Transcribed page data
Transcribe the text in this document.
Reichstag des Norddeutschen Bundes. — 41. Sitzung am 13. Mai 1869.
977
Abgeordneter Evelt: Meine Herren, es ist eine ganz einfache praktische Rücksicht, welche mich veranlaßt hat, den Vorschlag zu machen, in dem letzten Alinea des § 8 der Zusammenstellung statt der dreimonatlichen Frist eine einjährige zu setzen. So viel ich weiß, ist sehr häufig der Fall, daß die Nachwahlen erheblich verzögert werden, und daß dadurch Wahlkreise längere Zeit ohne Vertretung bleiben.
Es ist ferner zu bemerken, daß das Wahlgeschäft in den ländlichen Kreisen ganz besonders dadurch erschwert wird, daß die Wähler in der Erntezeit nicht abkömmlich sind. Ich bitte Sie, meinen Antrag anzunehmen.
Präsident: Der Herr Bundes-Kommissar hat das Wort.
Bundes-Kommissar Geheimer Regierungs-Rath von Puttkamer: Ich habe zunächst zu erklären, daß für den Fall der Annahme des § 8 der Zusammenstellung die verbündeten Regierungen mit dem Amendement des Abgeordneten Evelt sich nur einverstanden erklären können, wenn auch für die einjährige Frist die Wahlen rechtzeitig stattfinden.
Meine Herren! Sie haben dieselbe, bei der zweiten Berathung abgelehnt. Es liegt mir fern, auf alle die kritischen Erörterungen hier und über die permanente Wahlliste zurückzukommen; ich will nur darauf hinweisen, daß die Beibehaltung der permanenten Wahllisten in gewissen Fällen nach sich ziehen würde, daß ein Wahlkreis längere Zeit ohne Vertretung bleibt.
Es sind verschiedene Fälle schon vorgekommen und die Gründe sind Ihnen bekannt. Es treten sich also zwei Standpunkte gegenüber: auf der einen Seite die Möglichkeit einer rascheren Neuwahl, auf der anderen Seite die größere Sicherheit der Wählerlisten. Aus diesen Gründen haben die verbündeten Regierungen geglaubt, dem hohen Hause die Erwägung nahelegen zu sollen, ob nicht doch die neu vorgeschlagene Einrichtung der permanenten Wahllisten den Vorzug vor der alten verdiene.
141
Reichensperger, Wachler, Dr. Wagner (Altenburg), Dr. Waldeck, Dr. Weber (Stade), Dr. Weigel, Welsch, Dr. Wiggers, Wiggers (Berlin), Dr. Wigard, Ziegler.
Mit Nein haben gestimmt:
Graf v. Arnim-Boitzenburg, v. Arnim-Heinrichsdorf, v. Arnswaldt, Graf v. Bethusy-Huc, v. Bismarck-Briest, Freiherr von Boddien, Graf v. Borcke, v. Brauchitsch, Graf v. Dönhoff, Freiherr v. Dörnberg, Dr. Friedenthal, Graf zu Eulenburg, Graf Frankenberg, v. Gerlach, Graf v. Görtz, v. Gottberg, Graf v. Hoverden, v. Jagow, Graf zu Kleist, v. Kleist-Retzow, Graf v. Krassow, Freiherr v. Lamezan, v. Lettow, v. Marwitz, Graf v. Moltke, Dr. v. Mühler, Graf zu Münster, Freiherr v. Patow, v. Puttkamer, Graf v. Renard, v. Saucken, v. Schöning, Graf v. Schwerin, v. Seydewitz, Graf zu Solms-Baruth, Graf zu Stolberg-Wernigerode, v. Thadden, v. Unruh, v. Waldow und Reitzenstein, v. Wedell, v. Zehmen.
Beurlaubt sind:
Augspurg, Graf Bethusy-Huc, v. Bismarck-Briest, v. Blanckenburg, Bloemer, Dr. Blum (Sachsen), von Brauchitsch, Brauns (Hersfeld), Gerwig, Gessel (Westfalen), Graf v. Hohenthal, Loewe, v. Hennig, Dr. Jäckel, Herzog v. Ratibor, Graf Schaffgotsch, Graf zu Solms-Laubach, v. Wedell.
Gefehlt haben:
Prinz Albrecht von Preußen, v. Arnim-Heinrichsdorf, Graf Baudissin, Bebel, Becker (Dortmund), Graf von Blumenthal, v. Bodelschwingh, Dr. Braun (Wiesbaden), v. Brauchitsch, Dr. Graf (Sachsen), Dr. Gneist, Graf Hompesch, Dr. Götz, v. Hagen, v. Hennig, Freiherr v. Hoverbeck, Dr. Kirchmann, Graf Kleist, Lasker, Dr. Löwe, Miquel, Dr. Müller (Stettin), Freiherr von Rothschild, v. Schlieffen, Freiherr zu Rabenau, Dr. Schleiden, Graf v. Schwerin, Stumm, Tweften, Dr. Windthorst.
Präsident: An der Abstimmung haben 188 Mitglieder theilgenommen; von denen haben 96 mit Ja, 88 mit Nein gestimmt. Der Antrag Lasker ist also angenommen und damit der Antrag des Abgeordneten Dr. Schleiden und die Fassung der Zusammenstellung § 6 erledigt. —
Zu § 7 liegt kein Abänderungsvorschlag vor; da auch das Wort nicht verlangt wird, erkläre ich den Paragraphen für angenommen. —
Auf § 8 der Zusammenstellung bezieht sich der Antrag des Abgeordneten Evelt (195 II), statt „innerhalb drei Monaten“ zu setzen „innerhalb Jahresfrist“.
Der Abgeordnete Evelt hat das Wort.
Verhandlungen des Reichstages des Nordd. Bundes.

◆ TASK DETAILS:
Every line above with the string "Kleist" in it should be copied into the answer.

◆ RESPONSE:
Graf v. Arnim-Boitzenburg, v. Arnim-Heinrichsdorf, v. Arnswaldt, Graf v. Bethusy-Huc, v. Bismarck-Briest, Freiherr von Boddien, Graf v. Borcke, v. Brauchitsch, Graf v. Dönhoff, Freiherr v. Dörnberg, Dr. Friedenthal, Graf zu Eulenburg, Graf Frankenberg, v. Gerlach, Graf v. Görtz, v. Gottberg, Graf v. Hoverden, v. Jagow, Graf zu Kleist, v. Kleist-Retzow, Graf v. Krassow, Freiherr v. Lamezan, v. Lettow, v. Marwitz, Graf v. Moltke, Dr. v. Mühler, Graf zu Münster, Freiherr v. Patow, v. Puttkamer, Graf v. Renard, v. Saucken, v. Schöning, Graf v. Schwerin, v. Seydewitz, Graf zu Solms-Baruth, Graf zu Stolberg-Wernigerode, v. Thadden, v. Unruh, v. Waldow und Reitzenstein, v. Wedell, v. Zehmen.
Prinz Albrecht von Preußen, v. Arnim-Heinrichsdorf, Graf Baudissin, Bebel, Becker (Dortmund), Graf von Blumenthal, v. Bodelschwingh, Dr. Braun (Wiesbaden), v. Brauchitsch, Dr. Graf (Sachsen), Dr. Gneist, Graf Hompesch, Dr. Götz, v. Hagen, v. Hennig, Freiherr v. Hoverbeck, Dr. Kirchmann, Graf Kleist, Lasker, Dr. Löwe, Miquel, Dr. Müller (Stettin), Freiherr von Rothschild, v. Schlieffen, Freiherr zu Rabenau, Dr. Schleiden, Graf v. Schwerin, Stumm, Tweften, Dr. Windthorst.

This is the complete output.